→ **Excerpt to read**:
"""

Science Says the Most Successful Kids Have Parents Who Refuse to Embrace This Common Parenting Approach © Getty Images Science Says the Most Successful Kids Have Parents Who Refuse to Embrace This Common Parenting Approach

Focus is crucial to success. But not early on.

In sports, early specialization appears to matter. Tiger Woods was less than 2 years old when his father began teaching him to play golf. He was on television by age 3. By the age of 5, he was in Golf Digest. Later, he became the youngest U.S. Junior Amateur champion. The youngest Masters champion. You get the point.

Andre Agassi started playing tennis when he was 4 years old. He went on to win eight Grand Slam titles. Michelle Wie qualified for the U.S. Amateur Championships at age 10.

Since elite performers in any field tend to spend significantly more time on deliberate, focused, consistent practice than non-elite performers, the sooner you start, the better.

Or not.

Roger Federer grew up playing soccer, handball, badminton, and basketball. Patrick Mahomes played baseball well into college. John Elway was drafted in the second round by the Yankees. Abby Wambach credits her soccer success, at least in part, to her time playing basketball.

In fact, the members of the 2015 U.S. national women's soccer team played at least 14 different sports besides soccer -- and all believed participating in other sports enhanced rather than hindered their soccer careers.

That anecdotal evidence gibes with science. According to David Epstein, the author of Range: Why Generalists Triumph in a Specialized World:

Among athletes who go on to become elite, early sampling across sports and delayed specialization is by far the most common path to the top.

According to Epstein, "eventual elites" tend to devote less time early on to deliberate practice in the activity in which they will eventually become experts. Instead, they undergo what researchers call a "sampling period." They play a variety of sports, mostly in unstructured -- think backyard pickup games -- or lightly structured environments. They learn. They develop. They gain a range of skills.

In the process, they discover not just what they're really good at ... but also what they really like.

Then they focus. Then they dedicate. Then they pursue excellence.

All of which sounds good. But may be not so relevant, since few kids will grow up to become professional athletes.

Except the same premise holds true for career success.

According to Epstein:

One study showed that early career specializers jumped out to an earnings lead after college, but that later specializers made up for the head start by finding work that better fit their skills and personalities.

"""

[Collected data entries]
"""

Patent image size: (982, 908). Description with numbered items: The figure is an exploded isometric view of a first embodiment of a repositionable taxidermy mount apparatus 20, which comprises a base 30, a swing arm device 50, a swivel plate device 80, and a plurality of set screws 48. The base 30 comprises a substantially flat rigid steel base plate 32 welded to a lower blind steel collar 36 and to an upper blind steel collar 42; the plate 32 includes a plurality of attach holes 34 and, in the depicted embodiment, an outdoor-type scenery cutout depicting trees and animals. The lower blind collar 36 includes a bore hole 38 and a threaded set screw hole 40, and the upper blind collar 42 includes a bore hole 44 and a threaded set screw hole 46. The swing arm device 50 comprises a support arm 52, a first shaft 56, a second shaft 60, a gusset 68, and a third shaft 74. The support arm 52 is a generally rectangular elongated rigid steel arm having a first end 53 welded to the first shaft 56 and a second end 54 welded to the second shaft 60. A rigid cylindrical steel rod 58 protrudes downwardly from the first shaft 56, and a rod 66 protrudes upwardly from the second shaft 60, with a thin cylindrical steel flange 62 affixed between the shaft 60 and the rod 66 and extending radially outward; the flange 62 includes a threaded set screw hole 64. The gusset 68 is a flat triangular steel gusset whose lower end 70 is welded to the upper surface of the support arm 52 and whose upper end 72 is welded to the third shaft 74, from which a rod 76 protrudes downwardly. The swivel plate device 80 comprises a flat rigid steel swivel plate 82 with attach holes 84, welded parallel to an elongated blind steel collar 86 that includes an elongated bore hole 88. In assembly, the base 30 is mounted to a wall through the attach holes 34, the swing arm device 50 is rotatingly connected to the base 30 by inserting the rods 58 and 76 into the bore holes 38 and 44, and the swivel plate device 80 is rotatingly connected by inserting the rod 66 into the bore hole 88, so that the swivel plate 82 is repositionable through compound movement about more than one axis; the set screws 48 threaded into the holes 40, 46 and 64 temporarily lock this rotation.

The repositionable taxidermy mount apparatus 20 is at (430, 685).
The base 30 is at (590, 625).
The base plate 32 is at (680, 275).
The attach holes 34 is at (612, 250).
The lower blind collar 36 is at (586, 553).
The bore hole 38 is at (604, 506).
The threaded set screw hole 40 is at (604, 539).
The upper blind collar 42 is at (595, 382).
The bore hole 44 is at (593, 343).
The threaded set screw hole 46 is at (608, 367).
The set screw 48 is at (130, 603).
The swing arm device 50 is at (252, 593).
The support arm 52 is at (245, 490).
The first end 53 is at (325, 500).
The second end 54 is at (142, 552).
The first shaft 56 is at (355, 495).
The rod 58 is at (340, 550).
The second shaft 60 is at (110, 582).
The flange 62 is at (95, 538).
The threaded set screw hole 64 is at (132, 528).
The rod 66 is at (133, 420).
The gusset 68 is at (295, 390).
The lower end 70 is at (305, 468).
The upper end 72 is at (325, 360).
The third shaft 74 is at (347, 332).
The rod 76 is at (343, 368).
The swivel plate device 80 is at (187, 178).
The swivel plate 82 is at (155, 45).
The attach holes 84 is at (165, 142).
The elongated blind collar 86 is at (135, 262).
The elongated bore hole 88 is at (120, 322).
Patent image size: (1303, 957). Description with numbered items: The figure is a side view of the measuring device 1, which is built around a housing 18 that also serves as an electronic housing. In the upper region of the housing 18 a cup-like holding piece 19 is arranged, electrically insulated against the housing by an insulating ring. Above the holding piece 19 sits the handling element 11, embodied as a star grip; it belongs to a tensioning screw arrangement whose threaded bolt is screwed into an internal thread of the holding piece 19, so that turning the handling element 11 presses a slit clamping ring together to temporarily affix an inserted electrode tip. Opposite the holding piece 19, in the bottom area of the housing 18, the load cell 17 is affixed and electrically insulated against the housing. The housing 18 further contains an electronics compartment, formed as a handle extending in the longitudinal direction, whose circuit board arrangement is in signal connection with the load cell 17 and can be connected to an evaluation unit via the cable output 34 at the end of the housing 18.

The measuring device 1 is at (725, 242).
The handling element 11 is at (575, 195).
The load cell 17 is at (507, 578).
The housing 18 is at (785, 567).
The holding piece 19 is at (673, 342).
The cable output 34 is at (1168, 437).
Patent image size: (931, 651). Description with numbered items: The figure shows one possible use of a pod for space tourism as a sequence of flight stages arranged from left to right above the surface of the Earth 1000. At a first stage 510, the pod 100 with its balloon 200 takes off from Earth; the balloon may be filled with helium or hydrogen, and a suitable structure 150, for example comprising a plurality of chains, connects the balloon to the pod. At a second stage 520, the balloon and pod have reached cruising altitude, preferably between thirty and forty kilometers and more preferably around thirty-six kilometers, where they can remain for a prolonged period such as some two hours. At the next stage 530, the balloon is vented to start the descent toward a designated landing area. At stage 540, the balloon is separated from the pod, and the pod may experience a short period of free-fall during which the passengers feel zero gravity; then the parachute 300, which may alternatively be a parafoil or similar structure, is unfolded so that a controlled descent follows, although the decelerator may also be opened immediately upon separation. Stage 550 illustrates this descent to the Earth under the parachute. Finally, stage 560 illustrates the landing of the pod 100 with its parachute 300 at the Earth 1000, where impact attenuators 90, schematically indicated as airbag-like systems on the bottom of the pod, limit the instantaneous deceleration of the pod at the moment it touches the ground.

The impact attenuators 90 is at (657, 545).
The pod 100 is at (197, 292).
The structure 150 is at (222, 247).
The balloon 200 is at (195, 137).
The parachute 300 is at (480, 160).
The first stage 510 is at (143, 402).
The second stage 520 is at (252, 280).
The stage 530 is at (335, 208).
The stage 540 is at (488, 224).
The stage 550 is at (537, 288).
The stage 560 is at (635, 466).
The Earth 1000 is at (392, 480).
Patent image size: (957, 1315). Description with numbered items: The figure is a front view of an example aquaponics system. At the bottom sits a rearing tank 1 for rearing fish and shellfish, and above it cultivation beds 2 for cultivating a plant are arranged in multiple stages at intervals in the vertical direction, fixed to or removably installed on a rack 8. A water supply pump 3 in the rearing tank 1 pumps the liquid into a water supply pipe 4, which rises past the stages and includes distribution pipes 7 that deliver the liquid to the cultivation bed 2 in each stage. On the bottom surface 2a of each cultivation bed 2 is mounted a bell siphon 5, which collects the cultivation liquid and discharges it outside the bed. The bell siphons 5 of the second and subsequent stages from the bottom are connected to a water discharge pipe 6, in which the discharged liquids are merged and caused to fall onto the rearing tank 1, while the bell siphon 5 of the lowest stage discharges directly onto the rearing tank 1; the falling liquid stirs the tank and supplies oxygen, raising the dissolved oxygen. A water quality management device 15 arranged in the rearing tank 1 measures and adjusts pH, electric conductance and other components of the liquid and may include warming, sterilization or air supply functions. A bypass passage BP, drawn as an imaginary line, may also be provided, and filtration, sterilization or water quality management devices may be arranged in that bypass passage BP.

"""

→ **Problem A**:
Using the article on early specialization, answer these:
(i) At what age did Michelle Wie qualify for the U.S. Amateur Championships?
(ii) At least how many sports besides soccer did members of the 2015 U.S. national women's soccer team play?
(iii) What is the title of David Epstein's book?
→ **Problem B**:
Which athletes does the article on early specialization mention by name?

→ **Answer area A**:
(i) Age 10
(ii) At least 14
(iii) Range: Why Generalists Triumph in a Specialized World

→ **Answer area B**:
Tiger Woods, Andre Agassi, Michelle Wie, Roger Federer, Patrick Mahomes, John Elway, Abby Wambach